DATA RECORDS:
## BEGIN

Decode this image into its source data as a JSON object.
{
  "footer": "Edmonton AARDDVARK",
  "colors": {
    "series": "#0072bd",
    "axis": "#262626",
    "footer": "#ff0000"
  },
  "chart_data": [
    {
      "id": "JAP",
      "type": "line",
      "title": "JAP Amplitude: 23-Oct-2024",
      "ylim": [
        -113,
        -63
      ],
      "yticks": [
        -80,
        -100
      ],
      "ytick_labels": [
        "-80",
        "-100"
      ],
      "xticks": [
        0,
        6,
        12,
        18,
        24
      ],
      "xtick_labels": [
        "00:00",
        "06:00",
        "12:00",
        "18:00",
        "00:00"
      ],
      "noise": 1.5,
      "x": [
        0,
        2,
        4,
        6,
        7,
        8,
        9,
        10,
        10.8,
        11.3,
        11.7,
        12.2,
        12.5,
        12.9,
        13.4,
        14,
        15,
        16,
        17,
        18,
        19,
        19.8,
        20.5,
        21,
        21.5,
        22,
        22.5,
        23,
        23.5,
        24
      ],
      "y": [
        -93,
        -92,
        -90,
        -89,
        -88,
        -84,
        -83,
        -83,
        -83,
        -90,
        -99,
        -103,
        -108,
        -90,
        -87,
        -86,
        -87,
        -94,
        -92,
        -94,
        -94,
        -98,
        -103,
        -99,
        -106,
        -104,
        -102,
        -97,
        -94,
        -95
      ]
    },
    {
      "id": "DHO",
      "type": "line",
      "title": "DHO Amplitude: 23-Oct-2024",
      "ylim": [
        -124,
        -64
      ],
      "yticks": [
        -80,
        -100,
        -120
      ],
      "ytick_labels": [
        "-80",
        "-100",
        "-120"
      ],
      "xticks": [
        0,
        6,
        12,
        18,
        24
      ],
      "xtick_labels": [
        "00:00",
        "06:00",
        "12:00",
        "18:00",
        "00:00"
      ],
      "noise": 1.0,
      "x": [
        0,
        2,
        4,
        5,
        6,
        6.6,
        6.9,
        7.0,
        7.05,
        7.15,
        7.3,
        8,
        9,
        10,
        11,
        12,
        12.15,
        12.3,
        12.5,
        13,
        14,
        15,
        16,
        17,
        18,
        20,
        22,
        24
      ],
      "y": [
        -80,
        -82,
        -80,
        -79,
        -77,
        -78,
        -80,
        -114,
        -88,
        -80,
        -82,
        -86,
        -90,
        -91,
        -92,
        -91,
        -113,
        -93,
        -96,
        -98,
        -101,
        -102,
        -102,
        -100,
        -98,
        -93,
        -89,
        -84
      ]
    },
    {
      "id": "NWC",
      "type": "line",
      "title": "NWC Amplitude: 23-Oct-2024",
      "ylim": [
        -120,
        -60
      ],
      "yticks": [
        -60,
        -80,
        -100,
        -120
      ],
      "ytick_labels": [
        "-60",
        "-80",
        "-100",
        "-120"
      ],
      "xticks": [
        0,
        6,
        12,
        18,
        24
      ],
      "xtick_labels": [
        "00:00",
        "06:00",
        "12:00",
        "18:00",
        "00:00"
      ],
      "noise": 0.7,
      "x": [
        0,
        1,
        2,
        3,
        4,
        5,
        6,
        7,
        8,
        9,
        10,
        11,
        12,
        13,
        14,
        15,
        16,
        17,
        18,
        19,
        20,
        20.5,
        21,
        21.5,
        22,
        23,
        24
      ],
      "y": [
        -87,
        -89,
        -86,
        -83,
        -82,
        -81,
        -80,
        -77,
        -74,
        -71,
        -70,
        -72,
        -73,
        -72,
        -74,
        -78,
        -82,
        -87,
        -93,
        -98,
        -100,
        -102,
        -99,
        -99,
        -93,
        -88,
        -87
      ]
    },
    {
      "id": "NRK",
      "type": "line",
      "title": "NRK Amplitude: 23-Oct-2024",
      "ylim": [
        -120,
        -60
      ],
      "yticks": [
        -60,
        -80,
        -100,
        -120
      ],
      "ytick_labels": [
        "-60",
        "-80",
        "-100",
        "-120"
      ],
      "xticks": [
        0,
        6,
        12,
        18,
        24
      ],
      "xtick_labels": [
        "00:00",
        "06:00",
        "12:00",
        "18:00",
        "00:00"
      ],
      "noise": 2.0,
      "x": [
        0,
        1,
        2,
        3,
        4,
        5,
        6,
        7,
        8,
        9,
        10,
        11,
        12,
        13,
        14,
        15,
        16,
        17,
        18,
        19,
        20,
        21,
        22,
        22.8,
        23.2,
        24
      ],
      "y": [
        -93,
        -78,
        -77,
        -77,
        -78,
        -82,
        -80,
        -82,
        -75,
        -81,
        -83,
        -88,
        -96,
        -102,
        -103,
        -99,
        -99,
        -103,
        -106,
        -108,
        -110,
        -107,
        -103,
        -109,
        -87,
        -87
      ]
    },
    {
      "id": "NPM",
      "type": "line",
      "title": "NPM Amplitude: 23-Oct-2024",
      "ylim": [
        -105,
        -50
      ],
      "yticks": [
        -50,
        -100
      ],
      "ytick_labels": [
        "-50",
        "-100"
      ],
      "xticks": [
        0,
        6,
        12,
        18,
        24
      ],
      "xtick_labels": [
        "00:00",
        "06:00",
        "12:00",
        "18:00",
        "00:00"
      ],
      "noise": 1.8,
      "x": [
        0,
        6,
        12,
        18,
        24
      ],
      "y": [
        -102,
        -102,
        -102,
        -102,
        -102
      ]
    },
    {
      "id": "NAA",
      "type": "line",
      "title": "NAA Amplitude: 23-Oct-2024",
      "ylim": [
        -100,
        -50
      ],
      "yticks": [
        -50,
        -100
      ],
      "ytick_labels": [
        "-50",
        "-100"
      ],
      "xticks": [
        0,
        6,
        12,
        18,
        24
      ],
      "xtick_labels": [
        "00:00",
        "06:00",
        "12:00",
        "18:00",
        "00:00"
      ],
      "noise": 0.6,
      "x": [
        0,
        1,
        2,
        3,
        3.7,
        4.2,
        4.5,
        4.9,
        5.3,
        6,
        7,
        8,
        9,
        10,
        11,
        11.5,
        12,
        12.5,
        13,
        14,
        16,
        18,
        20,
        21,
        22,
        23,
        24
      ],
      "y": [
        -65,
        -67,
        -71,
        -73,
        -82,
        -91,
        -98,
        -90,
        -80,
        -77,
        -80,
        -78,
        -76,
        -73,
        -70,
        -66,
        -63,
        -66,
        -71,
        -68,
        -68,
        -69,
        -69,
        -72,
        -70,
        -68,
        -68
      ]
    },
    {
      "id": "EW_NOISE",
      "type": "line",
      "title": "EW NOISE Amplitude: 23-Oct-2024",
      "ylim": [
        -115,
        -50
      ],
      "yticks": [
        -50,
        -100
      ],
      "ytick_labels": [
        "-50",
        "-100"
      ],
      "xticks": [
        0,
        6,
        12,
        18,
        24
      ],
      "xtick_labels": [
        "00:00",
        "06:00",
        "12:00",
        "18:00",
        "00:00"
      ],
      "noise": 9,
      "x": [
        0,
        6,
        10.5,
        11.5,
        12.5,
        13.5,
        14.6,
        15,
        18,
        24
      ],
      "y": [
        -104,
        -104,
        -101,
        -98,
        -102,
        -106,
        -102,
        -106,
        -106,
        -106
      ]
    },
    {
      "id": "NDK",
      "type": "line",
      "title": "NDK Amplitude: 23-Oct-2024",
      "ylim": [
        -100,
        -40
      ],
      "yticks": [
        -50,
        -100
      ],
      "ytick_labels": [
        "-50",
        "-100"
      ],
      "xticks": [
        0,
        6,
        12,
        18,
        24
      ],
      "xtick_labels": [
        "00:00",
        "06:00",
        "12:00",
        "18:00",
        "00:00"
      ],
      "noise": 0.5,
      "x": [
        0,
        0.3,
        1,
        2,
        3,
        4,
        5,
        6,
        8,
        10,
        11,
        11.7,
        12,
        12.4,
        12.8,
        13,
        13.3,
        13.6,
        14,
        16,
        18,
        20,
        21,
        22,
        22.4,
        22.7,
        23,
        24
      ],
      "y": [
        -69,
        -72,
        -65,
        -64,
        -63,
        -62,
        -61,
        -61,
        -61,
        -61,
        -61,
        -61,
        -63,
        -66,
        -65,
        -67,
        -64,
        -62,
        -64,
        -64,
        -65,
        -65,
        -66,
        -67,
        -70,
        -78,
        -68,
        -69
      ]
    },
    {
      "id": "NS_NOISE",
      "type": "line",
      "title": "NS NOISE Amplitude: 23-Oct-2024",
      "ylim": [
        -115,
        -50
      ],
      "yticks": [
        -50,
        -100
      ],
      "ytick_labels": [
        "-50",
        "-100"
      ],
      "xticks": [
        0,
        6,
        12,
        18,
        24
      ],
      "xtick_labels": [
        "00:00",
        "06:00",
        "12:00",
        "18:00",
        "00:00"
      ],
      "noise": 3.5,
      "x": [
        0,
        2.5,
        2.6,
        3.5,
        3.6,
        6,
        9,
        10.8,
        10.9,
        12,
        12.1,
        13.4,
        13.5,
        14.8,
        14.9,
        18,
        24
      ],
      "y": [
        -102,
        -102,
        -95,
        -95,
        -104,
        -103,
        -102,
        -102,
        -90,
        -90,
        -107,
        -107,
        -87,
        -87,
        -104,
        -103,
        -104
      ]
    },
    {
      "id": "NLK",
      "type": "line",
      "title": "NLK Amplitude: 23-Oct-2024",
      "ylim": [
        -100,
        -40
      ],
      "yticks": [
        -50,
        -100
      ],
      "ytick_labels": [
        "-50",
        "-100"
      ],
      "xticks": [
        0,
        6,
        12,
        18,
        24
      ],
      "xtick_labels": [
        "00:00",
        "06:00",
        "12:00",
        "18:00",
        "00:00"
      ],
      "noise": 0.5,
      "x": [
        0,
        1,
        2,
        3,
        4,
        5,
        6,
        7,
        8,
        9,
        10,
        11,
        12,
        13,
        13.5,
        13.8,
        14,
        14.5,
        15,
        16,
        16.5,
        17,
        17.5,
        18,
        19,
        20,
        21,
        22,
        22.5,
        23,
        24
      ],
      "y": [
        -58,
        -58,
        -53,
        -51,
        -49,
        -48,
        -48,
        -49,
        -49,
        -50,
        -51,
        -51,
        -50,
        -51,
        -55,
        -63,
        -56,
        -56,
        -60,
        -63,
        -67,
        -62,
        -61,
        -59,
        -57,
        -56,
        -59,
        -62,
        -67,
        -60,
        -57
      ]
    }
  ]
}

## END

TASK BRIEF: Your task is to gather every line with the word "footer" and copy it.

SOLUTION TO THIS TASK:
  "footer": "Edmonton AARDDVARK",
    "footer": "#ff0000"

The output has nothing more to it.